Excerpt provided
- Opening Delimiter -
#EverydayHero works around the clock to ensure rough sleepers remain off the street


    Carlton Espley, Tenancy Sustainment Officer, Stafford Borough Council has been recognised for the practical support he has been providing to keep rough sleepers off the street during lockdown and to secure tenancies after lockdown. 

    Carlton was nominated for the West Midlands Employers (WME) #EverydayHeroes campaign by his Chief Executive and a number of other managers for his role during the pandemic. When the government urged councils to ‘get everyone in’ and make sure rough sleepers were off the streets and safe Carlton was on the frontline, working around the clock, to make this happen. 

    Whilst there were just a small number of rough sleepers when lockdown started in Stafford this number soon increased as those sofa surfing or in unsustainable housing found themselves needing help. 

    At a time when other support services suspended face to face contact Carlton was determined not to let those in need of support down. He has been the only support worker and, as a result, has been working day in day out to deal with a variety of crises and help rough sleepers keep their accommodation. 

    There are numerous examples of how Carlton has helped turn people’s lives around and building their confidence is very much part of what Carlton does. One man used to live in a tent just off the high street and has been in and out of prison many times for petty crime, often drug related. The lockdown gave him a roof over his head for the first time for years which meant Carlton could help him secure his first ever flat and provide additional support to ensure he keeps it.

    Tim Clegg, Chief Executive at Stafford Borough Council, says, “Carlton makes me proud to work for a district council. He knows our local community and has continued to support our most vulnerable citizens at the most challenging time any of us can remember.”

    Carlton joined the Borough Council three years ago, coming from a bigger team in Stoke. Prior to this he spent 18 years working at the Royal Doulton Pottery, from age 16, doing various jobs including working on the Royal Doulton Ladies figurines on quality control after being in the kiln. When the factory closed he did some voluntary work with the homeless hostel in Stoke and gradually worked his way up. 

    He loves his role at the Borough Council. Carlton says, “I get a massive sense of achievement doing good things for people. If you really want to make a difference to people - who are at rock bottom and feel there’s no way out – you really can be the one to make that difference – that’s so rewarding.” 

    As more people look for jobs Rebecca Davis, Chief Executive of West Midlands Employers says, “Carlton’s story is a great example of how someone has used their transferable skills gained from previous job roles to move into local government. He clearly had the core values in terms of wanting to help others, which has led to a career path supporting homelessness.”   

    Local authority improvement body WME, owned by 33 councils across the West Midlands, launched the campaign to recognise #EverydayHeroes – council workers who are working around the clock to keep essential services running and keep us safe through the coronavirus crisis.
- Closing Delimiter -
Exercise aim
Reproduce the passage of the article on Carlton Espley's work with rough sleepers that begins with the words "#EverydayHero works around" and ends after "tenancies after lockdown.".

Records provided
- Opening Delimiter -
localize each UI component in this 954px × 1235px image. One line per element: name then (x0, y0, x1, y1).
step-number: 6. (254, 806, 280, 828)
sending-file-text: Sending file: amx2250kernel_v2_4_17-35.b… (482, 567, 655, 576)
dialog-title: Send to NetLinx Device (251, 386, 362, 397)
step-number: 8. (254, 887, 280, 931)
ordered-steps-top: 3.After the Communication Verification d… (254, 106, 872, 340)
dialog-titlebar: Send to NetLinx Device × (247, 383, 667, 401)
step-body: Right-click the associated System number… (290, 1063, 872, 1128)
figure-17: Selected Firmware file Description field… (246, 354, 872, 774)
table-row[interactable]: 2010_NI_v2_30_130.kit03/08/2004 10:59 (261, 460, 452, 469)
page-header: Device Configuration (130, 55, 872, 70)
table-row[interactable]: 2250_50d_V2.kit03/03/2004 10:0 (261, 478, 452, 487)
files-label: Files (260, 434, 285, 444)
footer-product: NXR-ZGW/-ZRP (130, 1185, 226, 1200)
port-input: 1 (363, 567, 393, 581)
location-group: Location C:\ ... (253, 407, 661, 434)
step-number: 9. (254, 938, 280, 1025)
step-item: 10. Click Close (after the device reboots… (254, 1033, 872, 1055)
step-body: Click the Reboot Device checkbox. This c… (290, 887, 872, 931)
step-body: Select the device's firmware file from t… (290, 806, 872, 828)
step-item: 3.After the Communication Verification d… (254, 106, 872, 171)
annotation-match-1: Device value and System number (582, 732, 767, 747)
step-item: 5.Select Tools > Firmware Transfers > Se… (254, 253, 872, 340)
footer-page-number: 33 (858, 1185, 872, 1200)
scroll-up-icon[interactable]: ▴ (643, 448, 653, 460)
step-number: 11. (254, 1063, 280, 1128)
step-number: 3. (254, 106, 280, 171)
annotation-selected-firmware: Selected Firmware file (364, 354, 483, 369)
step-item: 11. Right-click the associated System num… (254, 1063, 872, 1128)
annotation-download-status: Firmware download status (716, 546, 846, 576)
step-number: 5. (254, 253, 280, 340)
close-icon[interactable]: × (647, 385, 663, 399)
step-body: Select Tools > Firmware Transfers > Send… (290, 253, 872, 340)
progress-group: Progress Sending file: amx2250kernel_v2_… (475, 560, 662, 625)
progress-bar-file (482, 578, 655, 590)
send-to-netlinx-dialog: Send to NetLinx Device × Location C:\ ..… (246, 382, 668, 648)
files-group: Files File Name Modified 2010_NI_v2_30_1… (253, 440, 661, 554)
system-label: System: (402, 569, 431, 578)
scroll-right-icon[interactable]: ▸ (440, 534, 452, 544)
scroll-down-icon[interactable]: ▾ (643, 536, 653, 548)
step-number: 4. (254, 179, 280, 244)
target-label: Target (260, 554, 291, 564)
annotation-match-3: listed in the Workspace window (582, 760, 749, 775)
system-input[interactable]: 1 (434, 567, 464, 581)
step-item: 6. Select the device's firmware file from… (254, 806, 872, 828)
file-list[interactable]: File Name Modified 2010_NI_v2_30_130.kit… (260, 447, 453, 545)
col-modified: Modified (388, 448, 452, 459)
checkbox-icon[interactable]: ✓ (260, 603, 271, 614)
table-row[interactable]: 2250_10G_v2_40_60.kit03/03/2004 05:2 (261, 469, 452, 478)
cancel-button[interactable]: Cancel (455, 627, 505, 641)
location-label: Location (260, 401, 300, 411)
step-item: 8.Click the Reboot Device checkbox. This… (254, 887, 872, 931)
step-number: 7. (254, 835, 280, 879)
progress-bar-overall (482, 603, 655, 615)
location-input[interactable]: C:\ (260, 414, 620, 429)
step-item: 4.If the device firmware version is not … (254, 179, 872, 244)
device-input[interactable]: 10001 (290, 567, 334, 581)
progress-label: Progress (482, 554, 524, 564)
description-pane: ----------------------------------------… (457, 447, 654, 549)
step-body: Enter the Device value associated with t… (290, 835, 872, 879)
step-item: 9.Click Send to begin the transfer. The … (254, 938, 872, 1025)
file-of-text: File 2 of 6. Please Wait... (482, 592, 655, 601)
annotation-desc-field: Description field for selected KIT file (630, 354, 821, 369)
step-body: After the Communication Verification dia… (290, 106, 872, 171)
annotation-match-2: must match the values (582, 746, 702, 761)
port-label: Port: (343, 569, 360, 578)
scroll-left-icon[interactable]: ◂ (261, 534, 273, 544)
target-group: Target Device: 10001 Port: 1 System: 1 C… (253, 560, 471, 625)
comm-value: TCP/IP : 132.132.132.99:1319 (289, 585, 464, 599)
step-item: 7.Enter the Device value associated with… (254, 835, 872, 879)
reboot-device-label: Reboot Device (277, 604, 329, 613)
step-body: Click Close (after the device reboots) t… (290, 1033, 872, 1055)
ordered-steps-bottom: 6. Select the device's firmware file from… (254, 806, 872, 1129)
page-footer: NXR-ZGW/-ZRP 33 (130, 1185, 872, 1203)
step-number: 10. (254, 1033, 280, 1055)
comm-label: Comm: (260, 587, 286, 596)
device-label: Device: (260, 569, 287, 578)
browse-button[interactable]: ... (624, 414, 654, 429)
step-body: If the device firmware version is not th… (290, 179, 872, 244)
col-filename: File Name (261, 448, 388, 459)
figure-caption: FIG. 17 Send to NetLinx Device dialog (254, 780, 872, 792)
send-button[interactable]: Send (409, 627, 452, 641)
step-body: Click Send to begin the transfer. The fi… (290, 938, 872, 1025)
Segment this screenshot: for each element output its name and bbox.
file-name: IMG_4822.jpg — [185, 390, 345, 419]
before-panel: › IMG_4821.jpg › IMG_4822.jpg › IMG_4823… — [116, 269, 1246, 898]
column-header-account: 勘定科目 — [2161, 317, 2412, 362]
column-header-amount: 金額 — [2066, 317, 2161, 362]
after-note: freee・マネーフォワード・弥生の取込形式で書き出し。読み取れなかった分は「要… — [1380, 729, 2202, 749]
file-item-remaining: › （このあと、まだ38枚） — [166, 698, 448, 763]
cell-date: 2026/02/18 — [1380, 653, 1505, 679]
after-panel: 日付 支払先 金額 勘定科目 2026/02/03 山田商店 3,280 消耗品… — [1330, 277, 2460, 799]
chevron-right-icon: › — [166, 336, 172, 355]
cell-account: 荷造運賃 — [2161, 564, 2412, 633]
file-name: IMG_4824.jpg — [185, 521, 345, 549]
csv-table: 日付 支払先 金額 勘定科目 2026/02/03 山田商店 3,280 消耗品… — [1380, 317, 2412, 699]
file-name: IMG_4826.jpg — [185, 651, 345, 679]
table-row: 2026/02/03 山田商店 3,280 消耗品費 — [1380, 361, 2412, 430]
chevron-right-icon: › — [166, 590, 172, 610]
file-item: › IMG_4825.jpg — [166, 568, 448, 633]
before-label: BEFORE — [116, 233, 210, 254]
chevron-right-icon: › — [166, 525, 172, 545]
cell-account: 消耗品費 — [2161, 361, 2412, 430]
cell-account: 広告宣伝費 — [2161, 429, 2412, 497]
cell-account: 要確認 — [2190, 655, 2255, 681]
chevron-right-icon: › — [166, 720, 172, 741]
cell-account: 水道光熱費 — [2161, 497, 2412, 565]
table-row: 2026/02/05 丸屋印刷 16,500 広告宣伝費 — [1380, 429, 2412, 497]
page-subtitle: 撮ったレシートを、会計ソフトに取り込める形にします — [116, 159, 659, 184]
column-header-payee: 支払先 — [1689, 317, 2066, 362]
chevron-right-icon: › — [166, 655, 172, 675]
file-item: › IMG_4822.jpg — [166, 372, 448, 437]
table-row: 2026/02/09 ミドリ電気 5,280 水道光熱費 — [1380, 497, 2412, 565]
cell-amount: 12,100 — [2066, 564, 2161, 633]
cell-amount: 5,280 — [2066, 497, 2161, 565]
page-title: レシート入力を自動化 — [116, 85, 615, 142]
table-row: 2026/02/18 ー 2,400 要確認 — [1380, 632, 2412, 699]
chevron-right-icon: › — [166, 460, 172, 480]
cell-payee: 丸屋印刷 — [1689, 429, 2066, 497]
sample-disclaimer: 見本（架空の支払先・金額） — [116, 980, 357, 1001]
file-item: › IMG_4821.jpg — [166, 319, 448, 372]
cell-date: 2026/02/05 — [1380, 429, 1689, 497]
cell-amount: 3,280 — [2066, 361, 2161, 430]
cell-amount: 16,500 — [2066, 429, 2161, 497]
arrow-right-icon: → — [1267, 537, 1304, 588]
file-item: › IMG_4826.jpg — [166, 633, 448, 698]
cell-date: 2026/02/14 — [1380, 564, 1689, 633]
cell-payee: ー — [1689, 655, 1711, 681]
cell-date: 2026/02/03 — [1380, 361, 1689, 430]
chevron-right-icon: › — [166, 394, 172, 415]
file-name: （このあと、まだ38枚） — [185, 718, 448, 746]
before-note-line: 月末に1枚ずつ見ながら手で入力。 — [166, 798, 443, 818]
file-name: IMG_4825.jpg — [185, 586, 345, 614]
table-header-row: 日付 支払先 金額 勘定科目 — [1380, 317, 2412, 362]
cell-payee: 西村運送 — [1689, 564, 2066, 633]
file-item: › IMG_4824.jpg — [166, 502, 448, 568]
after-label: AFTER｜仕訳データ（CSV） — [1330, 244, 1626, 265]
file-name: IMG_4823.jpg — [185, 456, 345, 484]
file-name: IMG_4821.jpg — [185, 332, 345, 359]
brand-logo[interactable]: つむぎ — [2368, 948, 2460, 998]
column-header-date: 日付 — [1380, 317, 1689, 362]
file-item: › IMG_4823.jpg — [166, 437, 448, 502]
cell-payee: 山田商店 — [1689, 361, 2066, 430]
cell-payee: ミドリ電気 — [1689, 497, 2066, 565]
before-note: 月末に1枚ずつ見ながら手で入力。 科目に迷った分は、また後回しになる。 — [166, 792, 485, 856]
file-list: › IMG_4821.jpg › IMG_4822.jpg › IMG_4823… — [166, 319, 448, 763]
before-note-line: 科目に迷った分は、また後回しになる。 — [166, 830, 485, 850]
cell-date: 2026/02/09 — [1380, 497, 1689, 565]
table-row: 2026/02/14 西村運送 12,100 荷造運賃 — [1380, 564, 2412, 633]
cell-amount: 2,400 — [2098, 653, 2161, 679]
- Closing Delimiter -
Task answer
#EverydayHero works around the clock to ensure rough sleepers remain off the street


    Carlton Espley, Tenancy Sustainment Officer, Stafford Borough Council has been recognised for the practical support he has been providing to keep rough sleepers off the street during lockdown and to secure tenancies after lockdown.